朝はちょっぴり寝坊したので、のんびり出発することに。目指すは伊豆方面。横浜から始まった旅は、どんどん南へ・・・。
向かった先はハトヤホテルな伊東?まぼろし博覧会??それとも熱川バナナワニ園???
いいえ、ちがいます(でも、どれもいきたい)。
一番最初に旅程を組み立てた時にはこれらの候補があがっていたのですが、とある大事な任務を遂行するために到着したのは伊豆急下田駅でした。
CONTENTS
- 伊豆急下田駅
- 邪宗門
- 海を見つめるお狐さま
- 増殖するアロエとペリー
- ペリーロードを歩く
- 青島理容室
- 了仙寺
- 愛くるしいキューピーに会えるお菓子店
- 了仙寺、再び
- ロロ黒船の黒船もなか
- 江戸時代から下田を見つめるお狐さま
- 伊豆、さよならまたね
伊豆急下田駅
ペリーが初めて来航(黒船来航)したのは現在の横須賀市。その後現在の横浜市で日米和親条約が結ばれ、さらに交渉の場を下田に場所を移し下田条約が結ばれたのでございます。もちろん知ったかぶり!義務教育で習ってるかもだけどすべて忘却の彼方。今回調べて初めて知りました。残念な我が脳みそです・・・。
時計を見ると11時半前。お昼をとるのにちょうどいい時間です。下田の町をてくてくしながら、まずは喫茶店へと向かいましょう。

作業内容 —
A. 抜粋の「朝はちょっぴり寝坊したので、」から「したのは伊豆急下田駅でした。」までをすべて、一字も変えずに書き写してください。
B. 抜粋をもとに、次の問いに答えてください。
(i) 大事な任務のために到着した駅はどこですか。
(ii) ペリーが初めて来航したのは、現在のどの市ですか。
(iii) 下田で時計を見たとき、何時ごろでしたか。
C. 次の各文が抜粋の内容と合っているかどうかを答え、判断の決め手となる抜粋の語句をそのまま引用してください。
(i) 旅は横浜から始まった。
(ii) 日米和親条約は下田で結ばれた。
(iii) 朝は早起きして出発した。
エントリはここでは使いません。

データセット —
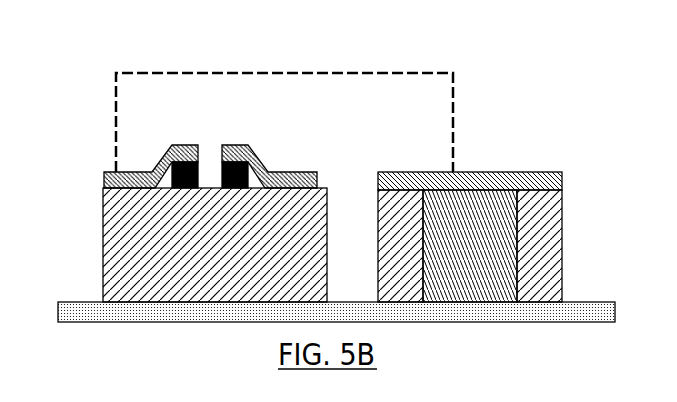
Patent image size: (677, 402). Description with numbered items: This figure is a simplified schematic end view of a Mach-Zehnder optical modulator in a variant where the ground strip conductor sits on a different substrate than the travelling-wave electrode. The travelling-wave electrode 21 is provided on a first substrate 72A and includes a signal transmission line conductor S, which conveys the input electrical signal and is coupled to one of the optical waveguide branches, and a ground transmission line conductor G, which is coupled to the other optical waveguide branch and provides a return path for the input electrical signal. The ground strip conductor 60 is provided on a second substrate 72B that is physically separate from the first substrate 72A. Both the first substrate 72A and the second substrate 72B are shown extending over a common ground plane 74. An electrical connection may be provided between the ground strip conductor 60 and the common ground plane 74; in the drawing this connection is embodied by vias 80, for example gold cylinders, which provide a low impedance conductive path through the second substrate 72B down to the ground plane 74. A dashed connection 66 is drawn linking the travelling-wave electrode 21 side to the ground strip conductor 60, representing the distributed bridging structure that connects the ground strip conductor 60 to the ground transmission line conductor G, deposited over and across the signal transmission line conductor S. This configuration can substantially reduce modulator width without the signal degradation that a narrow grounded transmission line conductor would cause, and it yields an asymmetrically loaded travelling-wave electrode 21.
* * *
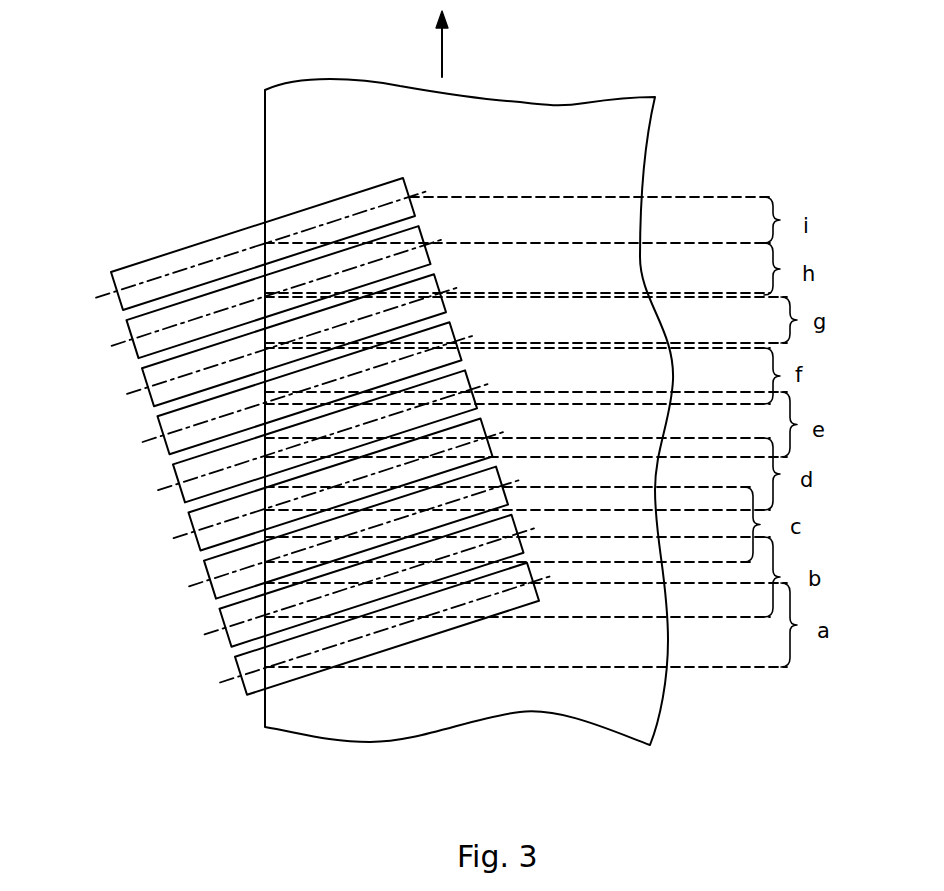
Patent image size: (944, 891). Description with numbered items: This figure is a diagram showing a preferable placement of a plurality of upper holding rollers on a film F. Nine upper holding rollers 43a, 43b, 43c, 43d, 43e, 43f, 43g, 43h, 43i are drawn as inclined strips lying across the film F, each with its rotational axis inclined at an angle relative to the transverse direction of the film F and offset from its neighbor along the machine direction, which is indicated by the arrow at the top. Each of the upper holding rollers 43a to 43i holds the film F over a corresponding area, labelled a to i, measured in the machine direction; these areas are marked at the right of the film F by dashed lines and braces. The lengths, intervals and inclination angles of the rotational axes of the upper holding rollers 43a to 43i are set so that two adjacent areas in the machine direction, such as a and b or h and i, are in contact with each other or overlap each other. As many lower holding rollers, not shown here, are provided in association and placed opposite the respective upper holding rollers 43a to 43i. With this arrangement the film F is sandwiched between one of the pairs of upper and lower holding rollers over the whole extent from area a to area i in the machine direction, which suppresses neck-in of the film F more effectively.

課題ごとの解答 —
A.
朝はちょっぴり寝坊したので、のんびり出発することに。目指すは伊豆方面。横浜から始まった旅は、どんどん南へ・・・。
向かった先はハトヤホテルな伊東?まぼろし博覧会??それとも熱川バナナワニ園???
いいえ、ちがいます(でも、どれもいきたい)。
一番最初に旅程を組み立てた時にはこれらの候補があがっていたのですが、とある大事な任務を遂行するために到着したのは伊豆急下田駅でした。

B.
(i) 伊豆急下田駅
(ii) 横須賀市
(iii) 11時半前

C.
(i) はい。「横浜から始まった旅は、どんどん南へ・・・。」
(ii) いいえ。「その後現在の横浜市で日米和親条約が結ばれ」
(iii) いいえ。「朝はちょっぴり寝坊したので、のんびり出発することに。」